Figure content listings:
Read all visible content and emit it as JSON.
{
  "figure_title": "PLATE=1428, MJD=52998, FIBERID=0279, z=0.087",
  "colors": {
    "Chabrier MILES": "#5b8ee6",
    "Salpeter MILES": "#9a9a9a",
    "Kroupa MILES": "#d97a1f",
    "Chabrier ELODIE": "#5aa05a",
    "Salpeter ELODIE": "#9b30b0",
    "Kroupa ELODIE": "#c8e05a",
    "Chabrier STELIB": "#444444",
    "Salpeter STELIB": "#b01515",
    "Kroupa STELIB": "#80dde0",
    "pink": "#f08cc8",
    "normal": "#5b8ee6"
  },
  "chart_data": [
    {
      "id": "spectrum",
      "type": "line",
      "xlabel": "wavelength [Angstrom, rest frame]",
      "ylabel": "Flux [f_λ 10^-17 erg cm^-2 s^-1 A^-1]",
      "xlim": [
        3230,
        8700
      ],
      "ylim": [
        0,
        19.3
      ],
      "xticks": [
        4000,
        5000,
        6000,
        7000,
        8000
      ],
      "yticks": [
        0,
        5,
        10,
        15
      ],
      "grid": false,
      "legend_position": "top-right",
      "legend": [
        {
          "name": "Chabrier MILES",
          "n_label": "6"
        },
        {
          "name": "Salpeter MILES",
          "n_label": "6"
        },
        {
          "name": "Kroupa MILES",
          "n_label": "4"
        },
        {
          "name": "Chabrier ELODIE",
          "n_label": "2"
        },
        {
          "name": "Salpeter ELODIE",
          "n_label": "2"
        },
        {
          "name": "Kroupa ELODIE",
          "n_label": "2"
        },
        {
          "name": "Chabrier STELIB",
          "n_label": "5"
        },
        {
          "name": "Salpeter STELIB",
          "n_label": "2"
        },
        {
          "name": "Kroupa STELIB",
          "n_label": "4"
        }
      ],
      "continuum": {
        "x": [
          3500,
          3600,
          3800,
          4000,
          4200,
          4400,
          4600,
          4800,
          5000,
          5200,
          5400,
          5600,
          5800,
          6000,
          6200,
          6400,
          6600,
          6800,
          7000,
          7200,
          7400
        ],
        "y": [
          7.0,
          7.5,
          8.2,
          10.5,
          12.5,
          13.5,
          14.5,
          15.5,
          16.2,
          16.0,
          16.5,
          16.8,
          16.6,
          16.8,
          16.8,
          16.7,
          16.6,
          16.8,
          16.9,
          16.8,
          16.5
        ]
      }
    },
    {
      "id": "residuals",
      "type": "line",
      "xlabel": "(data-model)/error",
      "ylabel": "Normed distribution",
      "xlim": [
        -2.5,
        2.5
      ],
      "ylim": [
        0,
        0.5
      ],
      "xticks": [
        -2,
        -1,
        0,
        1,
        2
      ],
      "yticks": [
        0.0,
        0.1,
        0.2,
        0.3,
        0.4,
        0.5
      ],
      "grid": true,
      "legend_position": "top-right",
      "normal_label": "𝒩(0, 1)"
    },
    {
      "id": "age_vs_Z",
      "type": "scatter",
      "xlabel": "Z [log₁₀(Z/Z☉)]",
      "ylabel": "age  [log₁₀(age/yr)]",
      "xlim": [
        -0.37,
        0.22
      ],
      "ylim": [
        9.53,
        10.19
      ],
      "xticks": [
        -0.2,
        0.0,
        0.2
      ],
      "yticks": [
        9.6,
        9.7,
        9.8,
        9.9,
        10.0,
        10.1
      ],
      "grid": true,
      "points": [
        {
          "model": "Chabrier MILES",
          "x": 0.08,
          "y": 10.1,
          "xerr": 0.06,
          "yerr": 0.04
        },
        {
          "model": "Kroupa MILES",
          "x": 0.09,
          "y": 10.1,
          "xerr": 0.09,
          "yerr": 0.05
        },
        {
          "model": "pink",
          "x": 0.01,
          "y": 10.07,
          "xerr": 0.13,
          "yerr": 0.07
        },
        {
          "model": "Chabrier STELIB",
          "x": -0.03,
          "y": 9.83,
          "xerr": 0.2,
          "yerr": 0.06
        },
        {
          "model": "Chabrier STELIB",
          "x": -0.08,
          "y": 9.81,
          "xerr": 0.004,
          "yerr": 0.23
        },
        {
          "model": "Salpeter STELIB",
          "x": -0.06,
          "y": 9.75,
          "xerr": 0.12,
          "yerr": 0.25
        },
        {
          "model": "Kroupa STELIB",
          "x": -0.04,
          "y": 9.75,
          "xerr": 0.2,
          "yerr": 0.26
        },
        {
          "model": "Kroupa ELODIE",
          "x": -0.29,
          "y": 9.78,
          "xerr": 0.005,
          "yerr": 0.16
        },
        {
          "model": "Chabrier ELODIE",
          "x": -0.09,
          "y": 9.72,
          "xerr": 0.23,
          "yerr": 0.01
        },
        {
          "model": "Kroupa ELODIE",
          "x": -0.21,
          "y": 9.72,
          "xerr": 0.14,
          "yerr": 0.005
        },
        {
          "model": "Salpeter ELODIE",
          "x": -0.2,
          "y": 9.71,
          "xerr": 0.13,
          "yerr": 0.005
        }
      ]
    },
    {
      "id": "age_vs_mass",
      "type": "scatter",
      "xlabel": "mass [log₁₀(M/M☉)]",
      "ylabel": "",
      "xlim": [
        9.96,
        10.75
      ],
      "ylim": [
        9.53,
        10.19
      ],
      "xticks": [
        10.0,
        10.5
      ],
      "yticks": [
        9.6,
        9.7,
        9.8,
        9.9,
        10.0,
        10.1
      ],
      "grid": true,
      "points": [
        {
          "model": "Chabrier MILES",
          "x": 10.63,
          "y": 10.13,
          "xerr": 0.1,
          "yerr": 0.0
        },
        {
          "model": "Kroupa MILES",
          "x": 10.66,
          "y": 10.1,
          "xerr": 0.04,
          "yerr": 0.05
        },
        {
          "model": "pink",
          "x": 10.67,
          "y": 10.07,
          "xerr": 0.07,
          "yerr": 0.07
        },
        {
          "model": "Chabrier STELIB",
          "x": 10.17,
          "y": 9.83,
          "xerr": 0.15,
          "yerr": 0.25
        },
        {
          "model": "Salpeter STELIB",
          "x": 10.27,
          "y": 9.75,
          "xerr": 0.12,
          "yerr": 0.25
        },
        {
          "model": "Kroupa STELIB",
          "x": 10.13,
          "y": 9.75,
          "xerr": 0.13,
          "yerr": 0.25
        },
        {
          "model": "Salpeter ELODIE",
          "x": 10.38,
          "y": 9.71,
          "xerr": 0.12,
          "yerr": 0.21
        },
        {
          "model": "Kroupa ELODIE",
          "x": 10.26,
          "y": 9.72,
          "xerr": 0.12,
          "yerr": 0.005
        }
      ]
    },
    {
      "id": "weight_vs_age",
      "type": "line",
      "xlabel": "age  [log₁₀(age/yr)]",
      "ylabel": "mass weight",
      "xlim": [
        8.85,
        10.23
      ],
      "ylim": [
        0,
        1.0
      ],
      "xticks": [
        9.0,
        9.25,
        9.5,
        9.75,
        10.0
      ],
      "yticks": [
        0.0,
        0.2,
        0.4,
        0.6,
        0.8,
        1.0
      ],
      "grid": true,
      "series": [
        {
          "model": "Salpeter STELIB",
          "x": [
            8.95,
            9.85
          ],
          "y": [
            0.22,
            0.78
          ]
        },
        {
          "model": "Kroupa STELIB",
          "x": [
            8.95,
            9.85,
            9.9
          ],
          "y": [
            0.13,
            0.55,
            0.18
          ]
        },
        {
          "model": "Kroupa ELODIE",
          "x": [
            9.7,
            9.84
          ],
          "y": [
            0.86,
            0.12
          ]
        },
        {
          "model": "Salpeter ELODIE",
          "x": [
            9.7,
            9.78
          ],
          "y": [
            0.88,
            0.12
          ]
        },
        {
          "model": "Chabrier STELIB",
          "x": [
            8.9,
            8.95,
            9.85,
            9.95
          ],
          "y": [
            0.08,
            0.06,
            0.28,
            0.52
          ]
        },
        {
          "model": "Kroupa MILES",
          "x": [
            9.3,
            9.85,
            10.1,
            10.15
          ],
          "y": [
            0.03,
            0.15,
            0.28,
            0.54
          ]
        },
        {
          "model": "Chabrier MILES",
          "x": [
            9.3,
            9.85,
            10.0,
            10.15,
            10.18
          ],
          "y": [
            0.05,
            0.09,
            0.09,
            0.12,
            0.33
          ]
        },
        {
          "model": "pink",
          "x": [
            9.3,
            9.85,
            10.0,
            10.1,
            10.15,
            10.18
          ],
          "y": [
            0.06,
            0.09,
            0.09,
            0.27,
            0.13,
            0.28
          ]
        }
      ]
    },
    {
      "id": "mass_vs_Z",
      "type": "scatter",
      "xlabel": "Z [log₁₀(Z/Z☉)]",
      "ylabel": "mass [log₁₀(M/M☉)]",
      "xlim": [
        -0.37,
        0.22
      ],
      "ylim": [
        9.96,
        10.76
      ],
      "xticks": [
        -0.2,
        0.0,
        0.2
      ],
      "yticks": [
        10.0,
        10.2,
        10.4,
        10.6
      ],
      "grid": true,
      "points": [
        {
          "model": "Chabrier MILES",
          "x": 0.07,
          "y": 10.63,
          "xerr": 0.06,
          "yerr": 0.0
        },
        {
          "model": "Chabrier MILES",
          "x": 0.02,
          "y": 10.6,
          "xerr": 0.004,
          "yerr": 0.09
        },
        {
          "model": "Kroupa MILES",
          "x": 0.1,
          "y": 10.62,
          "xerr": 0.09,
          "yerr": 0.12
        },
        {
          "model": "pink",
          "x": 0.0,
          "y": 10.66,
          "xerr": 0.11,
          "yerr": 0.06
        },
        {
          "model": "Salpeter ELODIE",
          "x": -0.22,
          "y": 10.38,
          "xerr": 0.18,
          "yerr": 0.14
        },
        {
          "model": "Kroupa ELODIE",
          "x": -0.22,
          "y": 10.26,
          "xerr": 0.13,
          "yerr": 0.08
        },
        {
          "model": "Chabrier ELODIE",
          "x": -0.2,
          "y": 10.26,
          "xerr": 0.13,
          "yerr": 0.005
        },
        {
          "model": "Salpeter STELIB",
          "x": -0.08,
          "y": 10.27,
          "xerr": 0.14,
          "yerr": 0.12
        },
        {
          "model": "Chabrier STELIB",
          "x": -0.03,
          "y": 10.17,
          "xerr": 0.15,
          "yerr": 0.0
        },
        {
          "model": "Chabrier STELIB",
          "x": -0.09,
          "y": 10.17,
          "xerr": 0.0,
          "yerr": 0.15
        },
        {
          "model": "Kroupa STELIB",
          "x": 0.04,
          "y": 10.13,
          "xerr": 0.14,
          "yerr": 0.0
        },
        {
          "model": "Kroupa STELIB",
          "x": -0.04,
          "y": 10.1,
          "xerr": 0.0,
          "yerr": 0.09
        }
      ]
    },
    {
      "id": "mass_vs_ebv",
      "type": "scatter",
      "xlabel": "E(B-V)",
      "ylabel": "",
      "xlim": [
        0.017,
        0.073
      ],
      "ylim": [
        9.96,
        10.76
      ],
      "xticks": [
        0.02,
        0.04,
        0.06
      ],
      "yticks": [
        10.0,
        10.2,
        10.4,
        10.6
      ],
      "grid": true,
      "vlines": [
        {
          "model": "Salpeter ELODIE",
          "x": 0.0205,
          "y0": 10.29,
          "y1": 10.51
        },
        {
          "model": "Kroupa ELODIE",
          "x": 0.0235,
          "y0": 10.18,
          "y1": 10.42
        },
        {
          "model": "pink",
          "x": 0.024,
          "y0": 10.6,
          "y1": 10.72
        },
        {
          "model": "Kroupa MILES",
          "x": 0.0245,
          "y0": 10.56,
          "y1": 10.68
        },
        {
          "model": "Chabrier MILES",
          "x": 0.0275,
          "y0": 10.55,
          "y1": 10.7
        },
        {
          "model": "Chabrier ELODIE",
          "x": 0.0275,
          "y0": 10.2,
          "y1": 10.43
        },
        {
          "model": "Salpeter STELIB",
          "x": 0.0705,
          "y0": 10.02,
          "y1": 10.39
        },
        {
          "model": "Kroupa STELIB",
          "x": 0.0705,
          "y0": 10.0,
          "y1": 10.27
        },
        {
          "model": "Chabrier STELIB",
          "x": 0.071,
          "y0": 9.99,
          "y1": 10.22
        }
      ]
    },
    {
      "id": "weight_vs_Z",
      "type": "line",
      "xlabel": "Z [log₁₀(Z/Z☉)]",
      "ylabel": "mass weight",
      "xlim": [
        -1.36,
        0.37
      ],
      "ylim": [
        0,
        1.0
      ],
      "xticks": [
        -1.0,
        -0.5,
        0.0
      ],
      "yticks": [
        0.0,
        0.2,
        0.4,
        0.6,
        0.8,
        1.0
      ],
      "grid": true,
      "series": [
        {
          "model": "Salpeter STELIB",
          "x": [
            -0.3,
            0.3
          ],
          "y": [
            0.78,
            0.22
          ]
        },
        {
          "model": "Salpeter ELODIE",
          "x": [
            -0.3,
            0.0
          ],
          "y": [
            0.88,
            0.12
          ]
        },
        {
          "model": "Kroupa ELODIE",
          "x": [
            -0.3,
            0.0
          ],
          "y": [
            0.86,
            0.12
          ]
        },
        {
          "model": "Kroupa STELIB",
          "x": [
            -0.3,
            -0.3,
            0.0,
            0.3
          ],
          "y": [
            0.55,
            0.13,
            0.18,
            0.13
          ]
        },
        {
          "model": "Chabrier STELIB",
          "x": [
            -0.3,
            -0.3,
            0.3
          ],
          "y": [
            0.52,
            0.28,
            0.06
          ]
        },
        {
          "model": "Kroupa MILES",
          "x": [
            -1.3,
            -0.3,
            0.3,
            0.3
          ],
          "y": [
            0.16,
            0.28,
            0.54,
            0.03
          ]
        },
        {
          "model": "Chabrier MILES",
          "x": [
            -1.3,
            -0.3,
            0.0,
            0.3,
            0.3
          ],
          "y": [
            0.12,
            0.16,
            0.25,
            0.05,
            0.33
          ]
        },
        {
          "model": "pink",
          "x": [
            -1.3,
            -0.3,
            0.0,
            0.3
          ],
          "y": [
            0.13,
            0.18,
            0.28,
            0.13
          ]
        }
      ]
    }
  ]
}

### Work to complete
From the data above, work out how many lines contain the string "xlabel" and reply with only the number.

### Solution to the problem
8